Your objective:
Send back the entries below exactly as they appear.

Data entries for graphics
————————

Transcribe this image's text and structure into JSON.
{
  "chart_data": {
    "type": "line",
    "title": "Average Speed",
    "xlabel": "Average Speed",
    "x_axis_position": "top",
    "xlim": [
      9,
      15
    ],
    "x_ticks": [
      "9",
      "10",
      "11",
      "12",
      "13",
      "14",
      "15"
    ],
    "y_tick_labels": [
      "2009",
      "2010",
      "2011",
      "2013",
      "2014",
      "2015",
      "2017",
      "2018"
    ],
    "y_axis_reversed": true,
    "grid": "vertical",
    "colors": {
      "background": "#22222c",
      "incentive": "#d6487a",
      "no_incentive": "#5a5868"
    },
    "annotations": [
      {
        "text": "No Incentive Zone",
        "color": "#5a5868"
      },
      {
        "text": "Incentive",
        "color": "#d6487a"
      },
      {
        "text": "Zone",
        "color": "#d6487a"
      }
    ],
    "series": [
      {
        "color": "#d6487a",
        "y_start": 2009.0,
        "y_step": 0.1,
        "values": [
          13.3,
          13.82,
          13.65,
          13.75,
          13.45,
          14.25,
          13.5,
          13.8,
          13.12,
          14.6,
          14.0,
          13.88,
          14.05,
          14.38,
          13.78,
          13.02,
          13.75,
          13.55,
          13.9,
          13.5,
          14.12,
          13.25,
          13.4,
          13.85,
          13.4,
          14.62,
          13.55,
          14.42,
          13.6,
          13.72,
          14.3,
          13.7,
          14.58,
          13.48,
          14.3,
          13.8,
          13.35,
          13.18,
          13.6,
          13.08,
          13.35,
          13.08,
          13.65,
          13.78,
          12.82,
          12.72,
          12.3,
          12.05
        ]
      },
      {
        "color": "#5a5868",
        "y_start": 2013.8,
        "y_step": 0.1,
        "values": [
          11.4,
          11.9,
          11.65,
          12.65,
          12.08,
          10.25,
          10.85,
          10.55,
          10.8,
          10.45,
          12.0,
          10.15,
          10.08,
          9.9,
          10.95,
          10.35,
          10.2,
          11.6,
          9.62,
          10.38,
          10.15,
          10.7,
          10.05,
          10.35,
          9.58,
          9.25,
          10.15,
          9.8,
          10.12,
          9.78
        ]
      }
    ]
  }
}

————————

Completed exercise:
Transcribe this image's text and structure into JSON.
{
  "chart_data": {
    "type": "line",
    "title": "Average Speed",
    "xlabel": "Average Speed",
    "x_axis_position": "top",
    "xlim": [
      9,
      15
    ],
    "x_ticks": [
      "9",
      "10",
      "11",
      "12",
      "13",
      "14",
      "15"
    ],
    "y_tick_labels": [
      "2009",
      "2010",
      "2011",
      "2013",
      "2014",
      "2015",
      "2017",
      "2018"
    ],
    "y_axis_reversed": true,
    "grid": "vertical",
    "colors": {
      "background": "#22222c",
      "incentive": "#d6487a",
      "no_incentive": "#5a5868"
    },
    "annotations": [
      {
        "text": "No Incentive Zone",
        "color": "#5a5868"
      },
      {
        "text": "Incentive",
        "color": "#d6487a"
      },
      {
        "text": "Zone",
        "color": "#d6487a"
      }
    ],
    "series": [
      {
        "color": "#d6487a",
        "y_start": 2009.0,
        "y_step": 0.1,
        "values": [
          13.3,
          13.82,
          13.65,
          13.75,
          13.45,
          14.25,
          13.5,
          13.8,
          13.12,
          14.6,
          14.0,
          13.88,
          14.05,
          14.38,
          13.78,
          13.02,
          13.75,
          13.55,
          13.9,
          13.5,
          14.12,
          13.25,
          13.4,
          13.85,
          13.4,
          14.62,
          13.55,
          14.42,
          13.6,
          13.72,
          14.3,
          13.7,
          14.58,
          13.48,
          14.3,
          13.8,
          13.35,
          13.18,
          13.6,
          13.08,
          13.35,
          13.08,
          13.65,
          13.78,
          12.82,
          12.72,
          12.3,
          12.05
        ]
      },
      {
        "color": "#5a5868",
        "y_start": 2013.8,
        "y_step": 0.1,
        "values": [
          11.4,
          11.9,
          11.65,
          12.65,
          12.08,
          10.25,
          10.85,
          10.55,
          10.8,
          10.45,
          12.0,
          10.15,
          10.08,
          9.9,
          10.95,
          10.35,
          10.2,
          11.6,
          9.62,
          10.38,
          10.15,
          10.7,
          10.05,
          10.35,
          9.58,
          9.25,
          10.15,
          9.8,
          10.12,
          9.78
        ]
      }
    ]
  }
}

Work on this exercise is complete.